Sejauh ini, belum ada metode tes yang dapat menunjukkan seberapa tinggi tingkat penularan seseorang yang terkena Covid-19. Yang ada saat ini adalah metode tes untuk mendeteksi keberadaan virus corona di dalam tubuh.
Saat ini, tes RT-PCR masih menjadi standar emas yang memiliki sensitivitas tinggi dalam mendeteksi materi genetik virus. Akan tetapi, metode pengetesan ini tak hanya "mengenali" materi genetik dari virus yang masih hidup tetapi juga yang sudah mati atau tak dapat memperbanyak diri. Oleh karena itu, tes RT-PCR bisa menunjukkan hasil positif berpekan-pekan setelah seseorang sembuh dan tidak menularkan penyakit.
"Bahkan satu molekul bisa membuat (hasil) PCR positif," ungkap ahli epidemiologi dr Michael Mina, seperti dilansir CNBC, Senin (31/1/2022).
Ahli virologi mengatakan, hal yang sama tidak berlaku untuk tes rapid antigen. Tes rapid antigen bekerja dengan cara mendeteksi protein tertentu pada virus. Dibutuhkan adanya materi virus dalam jumlah yang substansial untuk bisa memberikan hasil positif pada tes rapid antigen.
"(Butuh) sekitar 100.000-1.000.000 molekul untuk membuat (hasil) tes rapid antigen positif," jelas dr Mina.
Bila hasil tes rapid antigen positif, kemungkinan besar orang tersebut masih memiliki muatan virus yang besar. Artinya, kemungkinan besar orang dengan hasil tes rapid antigen positif masih menularkan penyakit, terlebih bila orang tersebut mengalami gejala.
Dalam setting laboratorium, dr Sam Dominguez mengatakan, tes rapid antigen bisa mendeteksi bagian dari virus mati. Akan tetapi, keberadaan virus mati saja sangat jarang memicu hasil positif pada tes rapid antigen diterapkan pada manusia.
Terlepas dari upaya melakukan tes, Direktur Program Penyakit Menular Association of Public Health Laboratories Kelly Wroblewski mengungkapkan, ada hal paling sederhana yang bisa menjadi patokan untuk mencegah penularan Covid-19. Hal tersebut adalah menyadari gejala atau keluhan yang dirasakan diri sendiri.

(Cuplikan data)
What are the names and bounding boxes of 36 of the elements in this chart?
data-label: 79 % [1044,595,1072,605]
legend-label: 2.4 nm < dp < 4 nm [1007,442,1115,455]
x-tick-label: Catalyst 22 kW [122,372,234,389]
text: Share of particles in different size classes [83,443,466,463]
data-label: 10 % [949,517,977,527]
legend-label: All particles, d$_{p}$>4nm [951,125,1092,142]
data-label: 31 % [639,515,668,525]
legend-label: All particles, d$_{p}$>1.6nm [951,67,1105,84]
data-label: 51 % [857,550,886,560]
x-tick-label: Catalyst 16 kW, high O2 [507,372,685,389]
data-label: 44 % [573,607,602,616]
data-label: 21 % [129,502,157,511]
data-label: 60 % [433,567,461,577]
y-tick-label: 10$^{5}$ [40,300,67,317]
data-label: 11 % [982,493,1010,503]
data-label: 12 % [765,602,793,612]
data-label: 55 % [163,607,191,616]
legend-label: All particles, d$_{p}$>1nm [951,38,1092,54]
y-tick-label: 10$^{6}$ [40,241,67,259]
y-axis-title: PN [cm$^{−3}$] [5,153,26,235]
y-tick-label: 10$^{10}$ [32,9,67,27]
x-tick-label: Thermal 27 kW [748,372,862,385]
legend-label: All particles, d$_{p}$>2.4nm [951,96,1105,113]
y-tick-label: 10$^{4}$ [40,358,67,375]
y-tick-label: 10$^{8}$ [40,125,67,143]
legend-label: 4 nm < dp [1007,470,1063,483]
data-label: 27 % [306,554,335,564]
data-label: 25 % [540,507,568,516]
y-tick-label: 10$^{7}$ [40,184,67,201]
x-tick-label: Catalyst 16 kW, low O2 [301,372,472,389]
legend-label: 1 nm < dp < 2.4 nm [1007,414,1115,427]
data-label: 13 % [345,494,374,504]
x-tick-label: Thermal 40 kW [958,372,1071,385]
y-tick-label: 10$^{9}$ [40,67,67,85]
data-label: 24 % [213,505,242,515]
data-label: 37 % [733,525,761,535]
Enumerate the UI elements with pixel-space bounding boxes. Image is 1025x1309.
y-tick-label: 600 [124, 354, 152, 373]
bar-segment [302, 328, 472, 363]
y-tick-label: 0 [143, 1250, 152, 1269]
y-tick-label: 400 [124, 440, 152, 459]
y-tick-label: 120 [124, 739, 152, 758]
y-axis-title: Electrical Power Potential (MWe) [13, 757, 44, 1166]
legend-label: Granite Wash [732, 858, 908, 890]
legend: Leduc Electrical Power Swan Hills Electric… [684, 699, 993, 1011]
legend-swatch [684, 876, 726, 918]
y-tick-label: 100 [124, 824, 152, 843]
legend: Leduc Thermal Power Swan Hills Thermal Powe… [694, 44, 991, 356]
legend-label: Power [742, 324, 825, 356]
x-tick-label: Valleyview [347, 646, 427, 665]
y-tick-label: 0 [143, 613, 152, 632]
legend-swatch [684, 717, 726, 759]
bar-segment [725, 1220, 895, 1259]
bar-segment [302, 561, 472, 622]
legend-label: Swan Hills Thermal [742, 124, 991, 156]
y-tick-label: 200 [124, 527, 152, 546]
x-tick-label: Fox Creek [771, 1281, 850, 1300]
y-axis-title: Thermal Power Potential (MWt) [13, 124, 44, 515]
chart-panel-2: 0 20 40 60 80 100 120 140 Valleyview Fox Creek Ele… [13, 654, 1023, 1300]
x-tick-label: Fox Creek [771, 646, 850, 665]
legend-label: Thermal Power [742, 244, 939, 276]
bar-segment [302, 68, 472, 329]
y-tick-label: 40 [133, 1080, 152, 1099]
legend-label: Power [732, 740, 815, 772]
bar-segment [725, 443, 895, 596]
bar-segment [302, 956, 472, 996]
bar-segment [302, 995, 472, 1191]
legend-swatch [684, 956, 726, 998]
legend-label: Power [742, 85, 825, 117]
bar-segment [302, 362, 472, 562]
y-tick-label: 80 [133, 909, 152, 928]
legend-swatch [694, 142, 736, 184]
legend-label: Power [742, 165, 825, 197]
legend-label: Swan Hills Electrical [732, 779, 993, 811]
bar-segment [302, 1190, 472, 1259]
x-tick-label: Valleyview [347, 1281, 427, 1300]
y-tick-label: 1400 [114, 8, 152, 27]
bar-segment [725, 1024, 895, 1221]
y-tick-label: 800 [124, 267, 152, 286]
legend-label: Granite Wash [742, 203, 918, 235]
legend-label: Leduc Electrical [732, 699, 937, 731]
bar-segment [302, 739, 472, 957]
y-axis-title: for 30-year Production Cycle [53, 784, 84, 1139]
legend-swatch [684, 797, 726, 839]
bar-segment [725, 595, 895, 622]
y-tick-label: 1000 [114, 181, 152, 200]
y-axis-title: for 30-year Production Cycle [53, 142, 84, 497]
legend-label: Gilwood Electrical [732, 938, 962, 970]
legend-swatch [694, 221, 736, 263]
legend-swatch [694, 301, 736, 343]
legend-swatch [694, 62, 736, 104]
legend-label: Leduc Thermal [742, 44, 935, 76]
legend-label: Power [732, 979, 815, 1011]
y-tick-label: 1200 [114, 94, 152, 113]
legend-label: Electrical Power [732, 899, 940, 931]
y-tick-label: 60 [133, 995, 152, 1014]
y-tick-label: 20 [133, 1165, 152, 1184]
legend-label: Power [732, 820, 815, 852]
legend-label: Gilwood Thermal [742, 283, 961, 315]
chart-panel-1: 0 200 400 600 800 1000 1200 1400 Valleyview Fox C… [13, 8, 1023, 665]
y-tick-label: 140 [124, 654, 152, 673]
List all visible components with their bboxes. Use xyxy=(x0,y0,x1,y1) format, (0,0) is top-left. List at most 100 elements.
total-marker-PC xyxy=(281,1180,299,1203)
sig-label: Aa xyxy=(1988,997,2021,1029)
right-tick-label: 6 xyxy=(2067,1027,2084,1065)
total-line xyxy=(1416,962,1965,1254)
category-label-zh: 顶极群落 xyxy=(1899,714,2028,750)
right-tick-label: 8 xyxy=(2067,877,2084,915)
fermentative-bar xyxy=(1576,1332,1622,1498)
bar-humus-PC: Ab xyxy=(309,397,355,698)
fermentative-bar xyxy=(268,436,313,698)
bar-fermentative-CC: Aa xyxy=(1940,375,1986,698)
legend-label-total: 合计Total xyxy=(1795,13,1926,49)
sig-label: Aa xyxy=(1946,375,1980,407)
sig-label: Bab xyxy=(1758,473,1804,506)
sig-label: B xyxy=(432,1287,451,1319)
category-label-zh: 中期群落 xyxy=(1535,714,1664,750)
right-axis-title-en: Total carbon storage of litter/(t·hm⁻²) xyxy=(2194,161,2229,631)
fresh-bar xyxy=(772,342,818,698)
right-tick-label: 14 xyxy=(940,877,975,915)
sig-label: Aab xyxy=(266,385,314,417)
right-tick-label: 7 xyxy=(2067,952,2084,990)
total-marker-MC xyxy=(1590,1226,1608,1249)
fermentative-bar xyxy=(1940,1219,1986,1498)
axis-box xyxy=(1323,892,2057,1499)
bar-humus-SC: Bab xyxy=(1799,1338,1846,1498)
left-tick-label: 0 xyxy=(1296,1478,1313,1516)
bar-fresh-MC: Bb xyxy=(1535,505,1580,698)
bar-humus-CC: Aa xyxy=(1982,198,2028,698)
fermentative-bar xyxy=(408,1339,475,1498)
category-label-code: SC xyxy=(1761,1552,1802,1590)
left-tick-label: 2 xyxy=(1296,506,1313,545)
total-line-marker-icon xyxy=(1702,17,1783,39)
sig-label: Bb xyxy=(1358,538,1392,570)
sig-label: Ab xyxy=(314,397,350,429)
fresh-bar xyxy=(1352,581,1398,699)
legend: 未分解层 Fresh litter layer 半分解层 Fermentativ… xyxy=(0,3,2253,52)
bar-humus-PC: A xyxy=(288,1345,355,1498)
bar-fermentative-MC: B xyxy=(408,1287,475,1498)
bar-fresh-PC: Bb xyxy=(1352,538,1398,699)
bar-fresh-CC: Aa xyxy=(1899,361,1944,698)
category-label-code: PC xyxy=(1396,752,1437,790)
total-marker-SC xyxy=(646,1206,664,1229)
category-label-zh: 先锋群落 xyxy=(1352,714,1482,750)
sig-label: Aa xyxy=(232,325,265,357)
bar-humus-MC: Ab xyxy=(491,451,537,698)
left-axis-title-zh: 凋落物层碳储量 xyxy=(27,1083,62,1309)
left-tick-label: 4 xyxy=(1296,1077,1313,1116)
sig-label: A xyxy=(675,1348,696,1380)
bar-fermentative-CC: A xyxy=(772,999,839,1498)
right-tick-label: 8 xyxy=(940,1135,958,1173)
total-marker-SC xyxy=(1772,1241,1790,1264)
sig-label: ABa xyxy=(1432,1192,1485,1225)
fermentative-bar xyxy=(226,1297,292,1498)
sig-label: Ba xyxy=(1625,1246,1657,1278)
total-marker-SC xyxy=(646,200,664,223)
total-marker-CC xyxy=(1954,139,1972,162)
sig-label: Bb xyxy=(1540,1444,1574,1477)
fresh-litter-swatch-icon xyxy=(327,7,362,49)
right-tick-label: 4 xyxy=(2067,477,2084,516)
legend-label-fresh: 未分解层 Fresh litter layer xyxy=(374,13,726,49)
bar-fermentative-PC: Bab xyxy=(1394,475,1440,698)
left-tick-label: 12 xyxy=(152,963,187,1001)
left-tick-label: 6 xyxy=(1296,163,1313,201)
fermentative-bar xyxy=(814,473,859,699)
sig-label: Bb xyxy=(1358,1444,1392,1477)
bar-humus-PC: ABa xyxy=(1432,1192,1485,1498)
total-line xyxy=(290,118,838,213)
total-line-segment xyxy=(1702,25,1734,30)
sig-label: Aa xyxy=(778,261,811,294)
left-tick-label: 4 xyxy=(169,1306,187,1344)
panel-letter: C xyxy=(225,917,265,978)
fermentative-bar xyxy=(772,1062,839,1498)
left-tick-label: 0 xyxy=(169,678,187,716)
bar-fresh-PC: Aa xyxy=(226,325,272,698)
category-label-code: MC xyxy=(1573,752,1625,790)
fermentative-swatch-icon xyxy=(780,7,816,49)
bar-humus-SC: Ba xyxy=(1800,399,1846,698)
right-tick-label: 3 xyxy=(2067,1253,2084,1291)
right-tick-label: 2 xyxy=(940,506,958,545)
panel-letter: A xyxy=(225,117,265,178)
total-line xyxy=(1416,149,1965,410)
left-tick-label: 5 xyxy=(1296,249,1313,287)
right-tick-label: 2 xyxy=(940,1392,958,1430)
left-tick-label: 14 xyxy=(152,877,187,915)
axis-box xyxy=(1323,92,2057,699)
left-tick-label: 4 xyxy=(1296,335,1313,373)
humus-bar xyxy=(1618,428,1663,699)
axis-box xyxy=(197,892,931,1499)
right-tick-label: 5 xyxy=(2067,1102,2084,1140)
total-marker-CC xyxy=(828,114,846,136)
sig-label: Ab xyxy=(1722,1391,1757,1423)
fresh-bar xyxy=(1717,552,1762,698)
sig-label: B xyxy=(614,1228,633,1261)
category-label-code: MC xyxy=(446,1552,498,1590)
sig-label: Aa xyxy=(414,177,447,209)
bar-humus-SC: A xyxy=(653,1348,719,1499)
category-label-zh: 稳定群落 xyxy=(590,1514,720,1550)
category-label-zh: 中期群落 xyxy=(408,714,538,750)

• **Yang Perlu Dikerjakan**:
Tuliskan kembali tanpa perubahan bagian kutipan tentang tes Covid-19 yang dibuka dengan kata-kata berisi "Ahli virologi mengatakan, hal" dan ditutup dengan "jelas dr Mina.".

• **Jawaban**:
Ahli virologi mengatakan, hal yang sama tidak berlaku untuk tes rapid antigen. Tes rapid antigen bekerja dengan cara mendeteksi protein tertentu pada virus. Dibutuhkan adanya materi virus dalam jumlah yang substansial untuk bisa memberikan hasil positif pada tes rapid antigen.
"(Butuh) sekitar 100.000-1.000.000 molekul untuk membuat (hasil) tes rapid antigen positif," jelas dr Mina.